YOUR INSTRUCTIONS – Extract each line of the data below exactly as written.

PROVIDED INFORMATION –
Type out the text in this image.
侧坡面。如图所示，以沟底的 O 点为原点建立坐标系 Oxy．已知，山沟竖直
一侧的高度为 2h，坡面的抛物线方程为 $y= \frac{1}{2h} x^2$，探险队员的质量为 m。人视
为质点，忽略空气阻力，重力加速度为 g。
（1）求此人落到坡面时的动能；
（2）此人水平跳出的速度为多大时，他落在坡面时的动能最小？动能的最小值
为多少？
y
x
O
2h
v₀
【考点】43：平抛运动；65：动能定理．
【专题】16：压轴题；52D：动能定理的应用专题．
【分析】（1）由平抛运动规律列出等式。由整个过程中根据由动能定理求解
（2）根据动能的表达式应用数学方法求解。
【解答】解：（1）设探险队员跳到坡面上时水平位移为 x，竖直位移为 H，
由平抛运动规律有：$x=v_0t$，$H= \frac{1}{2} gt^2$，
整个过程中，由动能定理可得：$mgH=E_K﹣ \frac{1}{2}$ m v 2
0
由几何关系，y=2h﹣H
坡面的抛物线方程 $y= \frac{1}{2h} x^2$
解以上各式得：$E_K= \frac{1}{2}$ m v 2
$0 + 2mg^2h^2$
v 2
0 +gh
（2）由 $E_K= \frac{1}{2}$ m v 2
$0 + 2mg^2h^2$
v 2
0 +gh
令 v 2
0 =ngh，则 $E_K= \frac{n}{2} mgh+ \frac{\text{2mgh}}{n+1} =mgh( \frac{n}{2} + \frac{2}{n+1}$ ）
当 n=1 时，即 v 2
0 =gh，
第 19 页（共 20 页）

RESULT –
Type out the text in this image.
侧坡面。如图所示，以沟底的 O 点为原点建立坐标系 Oxy．已知，山沟竖直
一侧的高度为 2h，坡面的抛物线方程为 $y= \frac{1}{2h} x^2$，探险队员的质量为 m。人视
为质点，忽略空气阻力，重力加速度为 g。
（1）求此人落到坡面时的动能；
（2）此人水平跳出的速度为多大时，他落在坡面时的动能最小？动能的最小值
为多少？
y
x
O
2h
v₀
【考点】43：平抛运动；65：动能定理．
【专题】16：压轴题；52D：动能定理的应用专题．
【分析】（1）由平抛运动规律列出等式。由整个过程中根据由动能定理求解
（2）根据动能的表达式应用数学方法求解。
【解答】解：（1）设探险队员跳到坡面上时水平位移为 x，竖直位移为 H，
由平抛运动规律有：$x=v_0t$，$H= \frac{1}{2} gt^2$，
整个过程中，由动能定理可得：$mgH=E_K﹣ \frac{1}{2}$ m v 2
0
由几何关系，y=2h﹣H
坡面的抛物线方程 $y= \frac{1}{2h} x^2$
解以上各式得：$E_K= \frac{1}{2}$ m v 2
$0 + 2mg^2h^2$
v 2
0 +gh
（2）由 $E_K= \frac{1}{2}$ m v 2
$0 + 2mg^2h^2$
v 2
0 +gh
令 v 2
0 =ngh，则 $E_K= \frac{n}{2} mgh+ \frac{\text{2mgh}}{n+1} =mgh( \frac{n}{2} + \frac{2}{n+1}$ ）
当 n=1 时，即 v 2
0 =gh，
第 19 页（共 20 页）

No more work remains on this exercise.